**Records from a collection of figures:**
## start

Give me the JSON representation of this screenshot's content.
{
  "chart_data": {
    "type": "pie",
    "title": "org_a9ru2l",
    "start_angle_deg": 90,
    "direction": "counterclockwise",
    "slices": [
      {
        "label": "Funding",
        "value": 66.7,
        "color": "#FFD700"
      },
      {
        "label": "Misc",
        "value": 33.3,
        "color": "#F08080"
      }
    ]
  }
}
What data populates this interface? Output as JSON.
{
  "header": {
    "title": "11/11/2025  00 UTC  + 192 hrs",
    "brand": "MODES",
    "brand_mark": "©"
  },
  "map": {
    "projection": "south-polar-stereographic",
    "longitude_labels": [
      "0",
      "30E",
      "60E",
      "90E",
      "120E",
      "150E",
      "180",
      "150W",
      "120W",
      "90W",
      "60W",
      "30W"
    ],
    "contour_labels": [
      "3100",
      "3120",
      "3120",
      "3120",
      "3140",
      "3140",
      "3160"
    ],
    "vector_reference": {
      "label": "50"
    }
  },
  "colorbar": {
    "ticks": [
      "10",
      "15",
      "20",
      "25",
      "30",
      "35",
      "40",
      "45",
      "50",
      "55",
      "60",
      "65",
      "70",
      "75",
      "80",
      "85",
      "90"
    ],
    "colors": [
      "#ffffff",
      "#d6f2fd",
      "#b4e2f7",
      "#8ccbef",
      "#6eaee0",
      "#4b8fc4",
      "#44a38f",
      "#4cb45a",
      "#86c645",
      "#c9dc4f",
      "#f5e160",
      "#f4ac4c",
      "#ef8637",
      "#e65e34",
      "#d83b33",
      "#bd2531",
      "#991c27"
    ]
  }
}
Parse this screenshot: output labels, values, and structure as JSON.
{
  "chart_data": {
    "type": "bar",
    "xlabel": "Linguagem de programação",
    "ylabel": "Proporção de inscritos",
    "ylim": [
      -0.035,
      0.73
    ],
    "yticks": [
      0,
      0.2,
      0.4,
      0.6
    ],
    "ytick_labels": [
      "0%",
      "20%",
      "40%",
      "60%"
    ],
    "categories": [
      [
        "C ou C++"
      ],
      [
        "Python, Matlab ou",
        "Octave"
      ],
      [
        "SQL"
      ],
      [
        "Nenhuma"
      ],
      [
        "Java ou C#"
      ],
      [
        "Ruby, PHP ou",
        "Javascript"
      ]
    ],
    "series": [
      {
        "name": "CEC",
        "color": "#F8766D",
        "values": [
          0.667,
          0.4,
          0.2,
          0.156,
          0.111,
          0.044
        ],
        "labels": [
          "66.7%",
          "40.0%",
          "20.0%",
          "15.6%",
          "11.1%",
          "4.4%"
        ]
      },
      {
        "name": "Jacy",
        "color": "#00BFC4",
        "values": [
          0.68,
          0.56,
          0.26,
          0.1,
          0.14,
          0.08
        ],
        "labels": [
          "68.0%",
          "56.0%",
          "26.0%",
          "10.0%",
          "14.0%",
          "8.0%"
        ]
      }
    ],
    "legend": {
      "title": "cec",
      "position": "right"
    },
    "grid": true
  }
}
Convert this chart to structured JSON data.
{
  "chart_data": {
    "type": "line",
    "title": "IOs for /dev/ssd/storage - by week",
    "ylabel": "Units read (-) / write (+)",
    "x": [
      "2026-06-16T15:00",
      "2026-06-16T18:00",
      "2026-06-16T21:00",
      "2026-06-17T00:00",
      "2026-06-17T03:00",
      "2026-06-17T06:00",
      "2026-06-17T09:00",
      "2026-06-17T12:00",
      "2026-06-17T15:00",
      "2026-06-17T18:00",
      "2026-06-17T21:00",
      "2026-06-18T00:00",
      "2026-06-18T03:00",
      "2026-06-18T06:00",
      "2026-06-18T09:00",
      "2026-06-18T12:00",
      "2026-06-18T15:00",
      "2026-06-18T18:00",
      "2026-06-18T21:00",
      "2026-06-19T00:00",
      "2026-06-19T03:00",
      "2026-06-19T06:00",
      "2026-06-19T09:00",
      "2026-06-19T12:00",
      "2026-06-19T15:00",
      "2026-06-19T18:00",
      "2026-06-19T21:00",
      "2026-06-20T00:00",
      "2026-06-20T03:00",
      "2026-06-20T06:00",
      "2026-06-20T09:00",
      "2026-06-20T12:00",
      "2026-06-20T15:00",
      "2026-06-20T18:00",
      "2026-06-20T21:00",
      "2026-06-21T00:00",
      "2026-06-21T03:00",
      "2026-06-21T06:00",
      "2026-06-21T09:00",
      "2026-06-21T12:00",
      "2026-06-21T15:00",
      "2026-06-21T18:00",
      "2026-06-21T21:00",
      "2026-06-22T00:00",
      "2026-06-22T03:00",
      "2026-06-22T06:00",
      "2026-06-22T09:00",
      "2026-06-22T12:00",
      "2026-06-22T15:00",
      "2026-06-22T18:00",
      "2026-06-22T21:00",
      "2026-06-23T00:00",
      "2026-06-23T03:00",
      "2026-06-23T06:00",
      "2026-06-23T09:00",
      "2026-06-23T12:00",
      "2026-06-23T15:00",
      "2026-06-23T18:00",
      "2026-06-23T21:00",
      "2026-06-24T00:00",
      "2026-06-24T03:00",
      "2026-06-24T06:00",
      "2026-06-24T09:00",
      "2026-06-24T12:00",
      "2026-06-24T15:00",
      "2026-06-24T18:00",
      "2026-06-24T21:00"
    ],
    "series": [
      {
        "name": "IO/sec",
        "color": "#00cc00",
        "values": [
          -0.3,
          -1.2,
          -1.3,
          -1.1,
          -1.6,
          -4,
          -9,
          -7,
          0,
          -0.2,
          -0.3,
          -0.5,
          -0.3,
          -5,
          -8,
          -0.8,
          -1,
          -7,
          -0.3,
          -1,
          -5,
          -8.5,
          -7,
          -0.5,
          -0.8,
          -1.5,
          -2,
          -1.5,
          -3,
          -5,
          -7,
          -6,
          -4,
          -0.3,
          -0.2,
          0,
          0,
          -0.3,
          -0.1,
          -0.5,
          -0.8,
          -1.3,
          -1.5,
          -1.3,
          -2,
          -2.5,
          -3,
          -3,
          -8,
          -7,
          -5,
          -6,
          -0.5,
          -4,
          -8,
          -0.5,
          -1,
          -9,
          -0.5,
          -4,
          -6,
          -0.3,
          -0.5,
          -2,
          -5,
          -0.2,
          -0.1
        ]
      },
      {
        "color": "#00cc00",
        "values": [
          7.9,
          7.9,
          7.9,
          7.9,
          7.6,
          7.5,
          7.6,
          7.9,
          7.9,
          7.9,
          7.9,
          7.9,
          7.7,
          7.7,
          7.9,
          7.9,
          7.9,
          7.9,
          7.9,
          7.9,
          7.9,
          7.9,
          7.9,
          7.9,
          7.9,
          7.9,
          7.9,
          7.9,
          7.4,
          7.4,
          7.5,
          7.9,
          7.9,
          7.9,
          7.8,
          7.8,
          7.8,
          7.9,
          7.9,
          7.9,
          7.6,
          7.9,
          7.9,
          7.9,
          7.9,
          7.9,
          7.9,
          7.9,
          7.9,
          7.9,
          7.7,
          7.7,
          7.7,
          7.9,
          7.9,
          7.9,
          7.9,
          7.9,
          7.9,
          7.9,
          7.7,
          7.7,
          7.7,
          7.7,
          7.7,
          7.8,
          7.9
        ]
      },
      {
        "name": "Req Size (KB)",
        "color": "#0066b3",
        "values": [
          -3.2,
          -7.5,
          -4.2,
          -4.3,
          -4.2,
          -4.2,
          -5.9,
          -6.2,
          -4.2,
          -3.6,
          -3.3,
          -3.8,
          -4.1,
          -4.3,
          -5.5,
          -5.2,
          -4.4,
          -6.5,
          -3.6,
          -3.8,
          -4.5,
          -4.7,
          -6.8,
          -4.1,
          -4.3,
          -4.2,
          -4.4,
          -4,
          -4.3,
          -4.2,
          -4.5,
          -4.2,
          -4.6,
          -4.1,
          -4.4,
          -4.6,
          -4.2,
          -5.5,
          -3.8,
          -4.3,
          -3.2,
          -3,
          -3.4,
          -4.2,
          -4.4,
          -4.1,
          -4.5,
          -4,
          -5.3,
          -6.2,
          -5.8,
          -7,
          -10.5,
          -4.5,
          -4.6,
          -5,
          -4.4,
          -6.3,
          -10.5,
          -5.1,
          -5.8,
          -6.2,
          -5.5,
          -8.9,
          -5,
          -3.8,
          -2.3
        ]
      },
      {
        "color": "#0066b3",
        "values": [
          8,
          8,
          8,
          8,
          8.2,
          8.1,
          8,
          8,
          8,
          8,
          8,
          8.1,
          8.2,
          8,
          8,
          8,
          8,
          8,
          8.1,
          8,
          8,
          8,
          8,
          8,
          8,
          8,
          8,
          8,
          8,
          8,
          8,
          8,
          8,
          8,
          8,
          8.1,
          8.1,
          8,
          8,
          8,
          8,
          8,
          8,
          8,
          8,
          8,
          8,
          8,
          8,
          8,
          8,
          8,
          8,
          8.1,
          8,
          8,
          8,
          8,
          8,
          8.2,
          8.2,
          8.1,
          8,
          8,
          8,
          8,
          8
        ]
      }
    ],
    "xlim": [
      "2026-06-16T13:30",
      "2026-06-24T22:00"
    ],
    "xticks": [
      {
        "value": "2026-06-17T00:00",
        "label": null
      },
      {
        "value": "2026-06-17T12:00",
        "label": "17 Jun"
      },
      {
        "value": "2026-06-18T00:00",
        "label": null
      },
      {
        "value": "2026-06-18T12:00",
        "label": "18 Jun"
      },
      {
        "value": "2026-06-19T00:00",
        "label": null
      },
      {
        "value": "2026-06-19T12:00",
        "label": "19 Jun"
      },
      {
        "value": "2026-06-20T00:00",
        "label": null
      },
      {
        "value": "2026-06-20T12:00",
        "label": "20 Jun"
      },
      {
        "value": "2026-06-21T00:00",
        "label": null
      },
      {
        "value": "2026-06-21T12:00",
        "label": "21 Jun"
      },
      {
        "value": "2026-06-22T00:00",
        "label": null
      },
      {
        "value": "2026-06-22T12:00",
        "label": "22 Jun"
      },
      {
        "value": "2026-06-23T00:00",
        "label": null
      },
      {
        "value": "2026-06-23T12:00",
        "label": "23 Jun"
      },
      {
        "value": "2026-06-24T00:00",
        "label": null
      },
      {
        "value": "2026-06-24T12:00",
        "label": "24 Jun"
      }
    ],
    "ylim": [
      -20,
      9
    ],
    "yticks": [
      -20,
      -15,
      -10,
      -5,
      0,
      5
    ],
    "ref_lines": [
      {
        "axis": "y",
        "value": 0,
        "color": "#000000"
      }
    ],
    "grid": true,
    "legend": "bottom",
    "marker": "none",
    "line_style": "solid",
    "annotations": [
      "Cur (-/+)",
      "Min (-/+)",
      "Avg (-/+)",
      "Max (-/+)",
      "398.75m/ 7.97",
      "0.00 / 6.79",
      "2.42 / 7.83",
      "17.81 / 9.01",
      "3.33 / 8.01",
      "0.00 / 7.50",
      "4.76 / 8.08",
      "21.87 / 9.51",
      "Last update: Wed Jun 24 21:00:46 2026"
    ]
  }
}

## end

**TO BE DONE:**
Go over the records above and tally each line that includes "this". Give the total by itself.

**OUTPUT OF THE EXERCISE:**
4